What to work on: In the stretch from the start of the records through the line containing "bar (394, 218, 409, 399)", swap every "data-label" for "value-label" and give back only those lines, with everything else unchanged.

Data supplied:
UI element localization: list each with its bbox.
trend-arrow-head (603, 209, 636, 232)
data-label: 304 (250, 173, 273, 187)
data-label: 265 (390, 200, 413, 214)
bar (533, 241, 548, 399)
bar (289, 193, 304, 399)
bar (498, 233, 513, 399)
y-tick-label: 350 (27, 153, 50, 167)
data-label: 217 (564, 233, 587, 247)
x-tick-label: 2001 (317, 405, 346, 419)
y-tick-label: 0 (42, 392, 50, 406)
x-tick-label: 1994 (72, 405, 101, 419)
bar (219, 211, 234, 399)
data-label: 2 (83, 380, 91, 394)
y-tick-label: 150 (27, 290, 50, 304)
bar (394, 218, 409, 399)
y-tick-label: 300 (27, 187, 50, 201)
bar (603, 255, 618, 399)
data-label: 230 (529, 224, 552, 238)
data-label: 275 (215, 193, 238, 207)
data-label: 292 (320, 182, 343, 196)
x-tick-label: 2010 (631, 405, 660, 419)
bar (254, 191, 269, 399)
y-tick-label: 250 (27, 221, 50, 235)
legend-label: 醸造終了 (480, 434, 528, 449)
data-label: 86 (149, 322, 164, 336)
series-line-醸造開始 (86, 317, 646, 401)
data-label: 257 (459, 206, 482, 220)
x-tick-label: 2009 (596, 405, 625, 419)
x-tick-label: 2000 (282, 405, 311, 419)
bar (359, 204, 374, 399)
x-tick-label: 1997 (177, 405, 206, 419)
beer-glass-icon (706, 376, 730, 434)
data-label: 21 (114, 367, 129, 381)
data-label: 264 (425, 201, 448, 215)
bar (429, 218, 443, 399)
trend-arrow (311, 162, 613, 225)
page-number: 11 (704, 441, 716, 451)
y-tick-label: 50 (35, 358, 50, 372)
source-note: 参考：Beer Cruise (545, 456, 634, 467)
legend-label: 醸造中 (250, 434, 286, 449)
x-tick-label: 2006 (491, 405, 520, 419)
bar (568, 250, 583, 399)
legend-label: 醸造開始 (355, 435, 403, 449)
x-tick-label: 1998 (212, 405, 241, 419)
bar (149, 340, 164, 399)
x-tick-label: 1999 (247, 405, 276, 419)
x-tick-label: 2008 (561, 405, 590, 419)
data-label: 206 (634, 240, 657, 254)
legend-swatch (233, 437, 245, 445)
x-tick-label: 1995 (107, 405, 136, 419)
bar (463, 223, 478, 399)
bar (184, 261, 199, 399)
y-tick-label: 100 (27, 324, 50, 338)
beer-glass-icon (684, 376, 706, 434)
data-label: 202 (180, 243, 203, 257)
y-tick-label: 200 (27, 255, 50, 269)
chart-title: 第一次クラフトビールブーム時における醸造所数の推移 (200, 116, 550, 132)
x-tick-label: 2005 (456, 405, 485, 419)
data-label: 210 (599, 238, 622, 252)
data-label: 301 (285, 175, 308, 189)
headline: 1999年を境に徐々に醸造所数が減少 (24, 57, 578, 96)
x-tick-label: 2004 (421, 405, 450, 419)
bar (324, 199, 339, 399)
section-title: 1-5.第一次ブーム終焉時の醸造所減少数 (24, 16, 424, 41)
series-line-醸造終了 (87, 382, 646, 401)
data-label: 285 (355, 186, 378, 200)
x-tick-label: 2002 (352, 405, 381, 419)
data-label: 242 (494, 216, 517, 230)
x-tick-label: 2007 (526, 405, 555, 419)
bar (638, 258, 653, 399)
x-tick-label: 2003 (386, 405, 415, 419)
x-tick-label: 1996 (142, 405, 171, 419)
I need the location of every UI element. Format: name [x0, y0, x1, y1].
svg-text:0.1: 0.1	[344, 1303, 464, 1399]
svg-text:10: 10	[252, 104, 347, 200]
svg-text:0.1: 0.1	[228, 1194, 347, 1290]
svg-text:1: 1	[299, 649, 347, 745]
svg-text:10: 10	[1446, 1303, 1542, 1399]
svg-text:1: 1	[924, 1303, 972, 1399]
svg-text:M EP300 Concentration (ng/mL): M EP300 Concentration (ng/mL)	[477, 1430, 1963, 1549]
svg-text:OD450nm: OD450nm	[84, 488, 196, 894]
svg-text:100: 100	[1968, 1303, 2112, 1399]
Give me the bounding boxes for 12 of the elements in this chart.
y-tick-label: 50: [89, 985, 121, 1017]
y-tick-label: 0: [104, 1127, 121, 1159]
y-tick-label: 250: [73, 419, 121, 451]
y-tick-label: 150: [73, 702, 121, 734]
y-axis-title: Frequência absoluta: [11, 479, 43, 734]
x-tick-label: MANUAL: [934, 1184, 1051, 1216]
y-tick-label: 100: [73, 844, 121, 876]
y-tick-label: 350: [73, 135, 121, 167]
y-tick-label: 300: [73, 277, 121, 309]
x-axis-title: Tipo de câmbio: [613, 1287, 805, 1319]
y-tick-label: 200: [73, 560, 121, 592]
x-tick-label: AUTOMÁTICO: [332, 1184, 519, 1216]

Full answer:
UI element localization: list each with its bbox.
trend-arrow-head (603, 209, 636, 232)
value-label: 304 (250, 173, 273, 187)
value-label: 265 (390, 200, 413, 214)
bar (533, 241, 548, 399)
bar (289, 193, 304, 399)
bar (498, 233, 513, 399)
y-tick-label: 350 (27, 153, 50, 167)
value-label: 217 (564, 233, 587, 247)
x-tick-label: 2001 (317, 405, 346, 419)
y-tick-label: 0 (42, 392, 50, 406)
x-tick-label: 1994 (72, 405, 101, 419)
bar (219, 211, 234, 399)
value-label: 2 (83, 380, 91, 394)
y-tick-label: 150 (27, 290, 50, 304)
bar (394, 218, 409, 399)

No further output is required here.